■ Brief
Give, as a bare number, the count of lines that contain the word "financial".

☆ ☆ ☆ ☆

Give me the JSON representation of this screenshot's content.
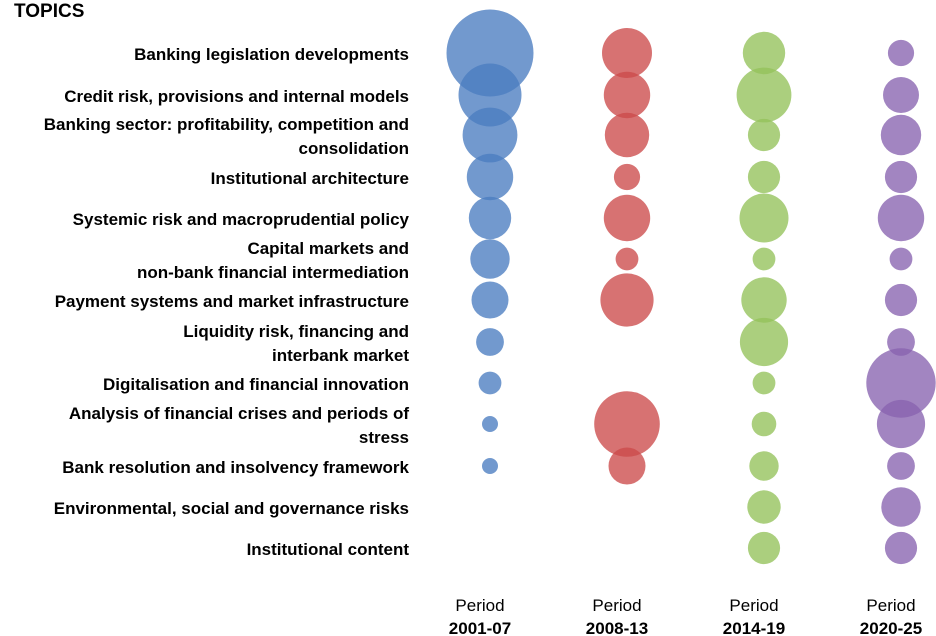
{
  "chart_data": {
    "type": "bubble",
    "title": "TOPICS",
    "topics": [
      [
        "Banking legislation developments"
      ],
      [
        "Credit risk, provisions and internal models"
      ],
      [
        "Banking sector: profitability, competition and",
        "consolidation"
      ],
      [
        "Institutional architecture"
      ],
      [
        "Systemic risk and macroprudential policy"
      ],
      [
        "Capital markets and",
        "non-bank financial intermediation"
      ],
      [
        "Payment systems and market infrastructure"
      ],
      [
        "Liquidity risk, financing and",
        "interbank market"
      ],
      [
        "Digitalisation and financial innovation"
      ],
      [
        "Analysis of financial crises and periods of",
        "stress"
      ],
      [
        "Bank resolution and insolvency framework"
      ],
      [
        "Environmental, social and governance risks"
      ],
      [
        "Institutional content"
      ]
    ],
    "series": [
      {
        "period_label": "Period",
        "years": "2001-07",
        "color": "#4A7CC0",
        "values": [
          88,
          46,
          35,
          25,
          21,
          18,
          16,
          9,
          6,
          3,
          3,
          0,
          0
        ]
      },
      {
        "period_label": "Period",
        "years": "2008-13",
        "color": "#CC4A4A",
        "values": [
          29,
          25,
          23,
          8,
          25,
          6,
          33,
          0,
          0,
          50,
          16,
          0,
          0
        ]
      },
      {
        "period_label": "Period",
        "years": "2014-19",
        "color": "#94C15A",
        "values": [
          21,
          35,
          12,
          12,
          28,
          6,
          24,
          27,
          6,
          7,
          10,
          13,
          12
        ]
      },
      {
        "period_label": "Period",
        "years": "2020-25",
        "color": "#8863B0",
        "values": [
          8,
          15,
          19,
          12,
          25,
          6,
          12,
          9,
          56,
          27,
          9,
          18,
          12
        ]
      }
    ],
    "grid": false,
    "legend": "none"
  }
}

☆ ☆ ☆ ☆

■ Answer to this task
3